> _Short exercise_
Could you write out the records below exactly as they appear, leaving out any pictures?
════════════════
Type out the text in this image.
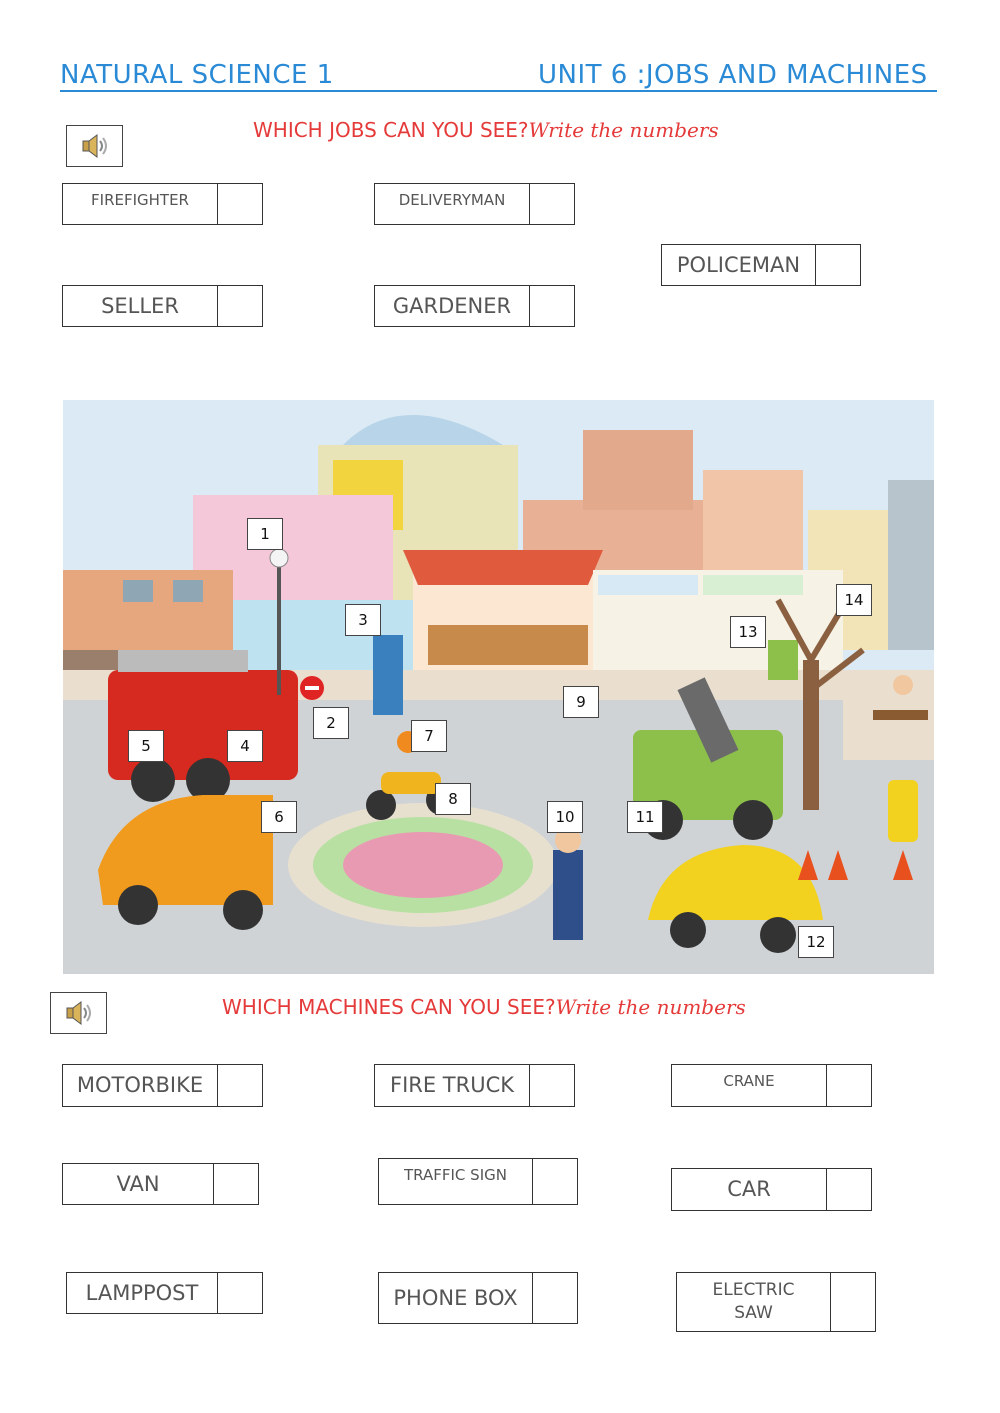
NATURAL SCIENCE 1	UNIT 6 :JOBS AND MACHINES
WHICH JOBS CAN YOU SEE?Write the numbers
FIREFIGHTER	DELIVERYMAN
POLICEMAN
SELLER	GARDENER
1
2
3
4
5
6
7
8
9
10	11
12
13
14
WHICH MACHINES CAN YOU SEE?Write the numbers
MOTORBIKE	FIRE TRUCK	CRANE
VAN	TRAFFIC SIGN
CAR
LAMPPOST	PHONE BOX	ELECTRIC SAW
════════════════
> _The completed task_
Type out the text in this image.
NATURAL SCIENCE 1	UNIT 6 :JOBS AND MACHINES
WHICH JOBS CAN YOU SEE?Write the numbers
FIREFIGHTER	DELIVERYMAN
POLICEMAN
SELLER	GARDENER
1
2
3
4
5
6
7
8
9
10	11
12
13
14
WHICH MACHINES CAN YOU SEE?Write the numbers
MOTORBIKE	FIRE TRUCK	CRANE
VAN	TRAFFIC SIGN
CAR
LAMPPOST	PHONE BOX	ELECTRIC SAW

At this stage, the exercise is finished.